• **EXERCISE OBJECTIVE**
Produce a word-for-word copy of the listing below without its pictures.
-- START OF ENTRIES SUPPLIED --
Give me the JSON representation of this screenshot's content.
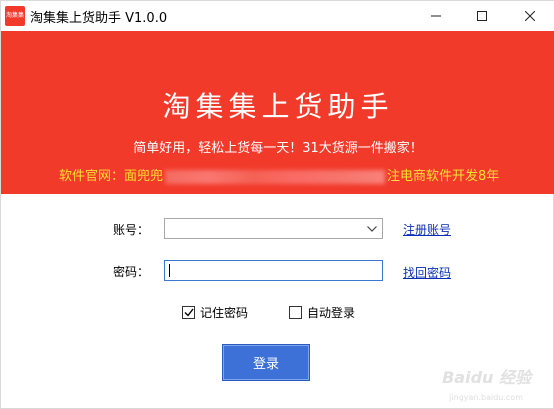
{
  "window": {
    "title": "淘集集上货助手 V1.0.0",
    "app_icon_text": "淘集集"
  },
  "banner": {
    "title": "淘集集上货助手",
    "subtitle": "简单好用，轻松上货每一天！31大货源一件搬家！",
    "site_prefix": "软件官网：面兜兜",
    "site_suffix": "注电商软件开发8年"
  },
  "form": {
    "account_label": "账号：",
    "account_value": "",
    "register_link": "注册账号",
    "password_label": "密码：",
    "password_value": "",
    "recover_link": "找回密码",
    "remember_label": "记住密码",
    "remember_checked": true,
    "autologin_label": "自动登录",
    "autologin_checked": false,
    "login_button": "登录"
  },
  "watermark": {
    "text": "Baidu 经验",
    "sub": "jingyan.baidu.com"
  },
  "colors": {
    "banner_bg": "#f23a2b",
    "site_text": "#ffe033",
    "link": "#0b2fb4",
    "button_bg": "#3d71d8"
  },
  "icons": [
    "app-icon",
    "minimize-icon",
    "maximize-icon",
    "close-icon",
    "chevron-down-icon",
    "checkmark-icon"
  ]
}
-- END OF ENTRIES SUPPLIED --
• **RESULT FOR THIS TASK**
Give me the JSON representation of this screenshot's content.
{
  "window": {
    "title": "淘集集上货助手 V1.0.0",
    "app_icon_text": "淘集集"
  },
  "banner": {
    "title": "淘集集上货助手",
    "subtitle": "简单好用，轻松上货每一天！31大货源一件搬家！",
    "site_prefix": "软件官网：面兜兜",
    "site_suffix": "注电商软件开发8年"
  },
  "form": {
    "account_label": "账号：",
    "account_value": "",
    "register_link": "注册账号",
    "password_label": "密码：",
    "password_value": "",
    "recover_link": "找回密码",
    "remember_label": "记住密码",
    "remember_checked": true,
    "autologin_label": "自动登录",
    "autologin_checked": false,
    "login_button": "登录"
  },
  "watermark": {
    "text": "Baidu 经验",
    "sub": "jingyan.baidu.com"
  },
  "colors": {
    "banner_bg": "#f23a2b",
    "site_text": "#ffe033",
    "link": "#0b2fb4",
    "button_bg": "#3d71d8"
  },
  "icons": [
    "app-icon",
    "minimize-icon",
    "maximize-icon",
    "close-icon",
    "chevron-down-icon",
    "checkmark-icon"
  ]
}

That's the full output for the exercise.